_Instructions for the task_
Say how many lines include "candlestick", with no words around the number.

[Given data start]

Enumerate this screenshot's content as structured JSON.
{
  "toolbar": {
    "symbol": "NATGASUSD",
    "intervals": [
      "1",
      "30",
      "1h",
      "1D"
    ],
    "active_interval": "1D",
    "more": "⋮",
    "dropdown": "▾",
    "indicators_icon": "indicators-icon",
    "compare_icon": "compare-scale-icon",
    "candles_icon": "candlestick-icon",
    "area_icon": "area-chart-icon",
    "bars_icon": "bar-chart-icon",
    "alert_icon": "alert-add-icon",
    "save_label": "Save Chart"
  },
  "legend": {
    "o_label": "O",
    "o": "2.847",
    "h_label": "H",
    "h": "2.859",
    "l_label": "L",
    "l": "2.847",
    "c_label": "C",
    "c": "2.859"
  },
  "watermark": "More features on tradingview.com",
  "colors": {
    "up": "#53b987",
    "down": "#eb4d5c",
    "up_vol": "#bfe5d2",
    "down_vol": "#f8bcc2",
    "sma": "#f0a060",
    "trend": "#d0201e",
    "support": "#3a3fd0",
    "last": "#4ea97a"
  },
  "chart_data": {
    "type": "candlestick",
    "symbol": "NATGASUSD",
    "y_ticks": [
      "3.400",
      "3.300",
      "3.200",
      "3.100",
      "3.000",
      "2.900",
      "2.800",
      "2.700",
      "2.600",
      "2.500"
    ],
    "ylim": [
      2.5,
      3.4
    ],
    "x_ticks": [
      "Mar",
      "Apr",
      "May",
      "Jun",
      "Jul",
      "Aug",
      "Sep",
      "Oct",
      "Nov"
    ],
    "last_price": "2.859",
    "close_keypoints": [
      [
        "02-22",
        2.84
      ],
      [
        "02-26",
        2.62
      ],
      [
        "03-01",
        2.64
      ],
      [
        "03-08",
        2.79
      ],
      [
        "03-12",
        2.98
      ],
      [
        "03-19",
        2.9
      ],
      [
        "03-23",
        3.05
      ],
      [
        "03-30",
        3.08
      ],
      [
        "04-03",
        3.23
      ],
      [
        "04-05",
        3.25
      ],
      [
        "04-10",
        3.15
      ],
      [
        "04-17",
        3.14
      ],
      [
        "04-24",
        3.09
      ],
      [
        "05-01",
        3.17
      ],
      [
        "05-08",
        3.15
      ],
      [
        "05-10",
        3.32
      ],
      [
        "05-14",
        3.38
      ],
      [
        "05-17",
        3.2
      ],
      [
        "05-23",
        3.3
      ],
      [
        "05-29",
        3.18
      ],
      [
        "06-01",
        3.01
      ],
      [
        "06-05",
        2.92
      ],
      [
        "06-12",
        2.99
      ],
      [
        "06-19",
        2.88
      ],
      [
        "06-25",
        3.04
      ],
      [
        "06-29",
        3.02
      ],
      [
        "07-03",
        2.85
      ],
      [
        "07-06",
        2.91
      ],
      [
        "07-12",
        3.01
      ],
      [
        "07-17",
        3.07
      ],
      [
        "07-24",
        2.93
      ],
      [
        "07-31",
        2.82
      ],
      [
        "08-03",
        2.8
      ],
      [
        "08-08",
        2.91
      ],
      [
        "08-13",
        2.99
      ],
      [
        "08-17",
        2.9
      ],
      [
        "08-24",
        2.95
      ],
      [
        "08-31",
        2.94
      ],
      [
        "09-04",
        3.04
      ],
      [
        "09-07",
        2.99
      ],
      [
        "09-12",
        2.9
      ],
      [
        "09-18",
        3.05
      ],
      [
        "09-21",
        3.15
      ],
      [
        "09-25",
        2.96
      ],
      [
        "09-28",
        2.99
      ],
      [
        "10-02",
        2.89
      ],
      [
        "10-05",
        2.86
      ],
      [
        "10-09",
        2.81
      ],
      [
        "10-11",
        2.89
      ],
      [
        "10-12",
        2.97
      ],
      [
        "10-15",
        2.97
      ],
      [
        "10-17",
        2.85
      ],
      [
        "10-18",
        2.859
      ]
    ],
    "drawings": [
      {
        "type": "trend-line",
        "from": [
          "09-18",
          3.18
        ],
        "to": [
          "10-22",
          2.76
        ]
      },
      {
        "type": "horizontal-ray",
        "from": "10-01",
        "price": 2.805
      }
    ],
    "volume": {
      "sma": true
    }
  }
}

[Given data end]
[Given data start]

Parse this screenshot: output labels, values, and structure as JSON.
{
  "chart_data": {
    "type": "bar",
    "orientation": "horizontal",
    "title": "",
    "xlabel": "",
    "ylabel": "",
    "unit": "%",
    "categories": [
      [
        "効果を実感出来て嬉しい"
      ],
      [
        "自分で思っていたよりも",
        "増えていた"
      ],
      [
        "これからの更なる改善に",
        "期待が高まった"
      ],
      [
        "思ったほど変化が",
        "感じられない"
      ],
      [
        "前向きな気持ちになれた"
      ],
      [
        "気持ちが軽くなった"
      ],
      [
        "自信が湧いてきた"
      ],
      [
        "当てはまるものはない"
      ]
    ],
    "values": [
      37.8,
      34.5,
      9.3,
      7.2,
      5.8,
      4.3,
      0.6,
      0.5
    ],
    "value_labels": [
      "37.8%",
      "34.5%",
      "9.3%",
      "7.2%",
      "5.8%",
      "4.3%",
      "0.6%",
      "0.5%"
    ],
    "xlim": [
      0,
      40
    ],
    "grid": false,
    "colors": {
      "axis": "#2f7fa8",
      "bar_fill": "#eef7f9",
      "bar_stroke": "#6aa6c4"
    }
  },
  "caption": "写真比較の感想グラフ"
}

[Given data end]

_Output for this exercise_
2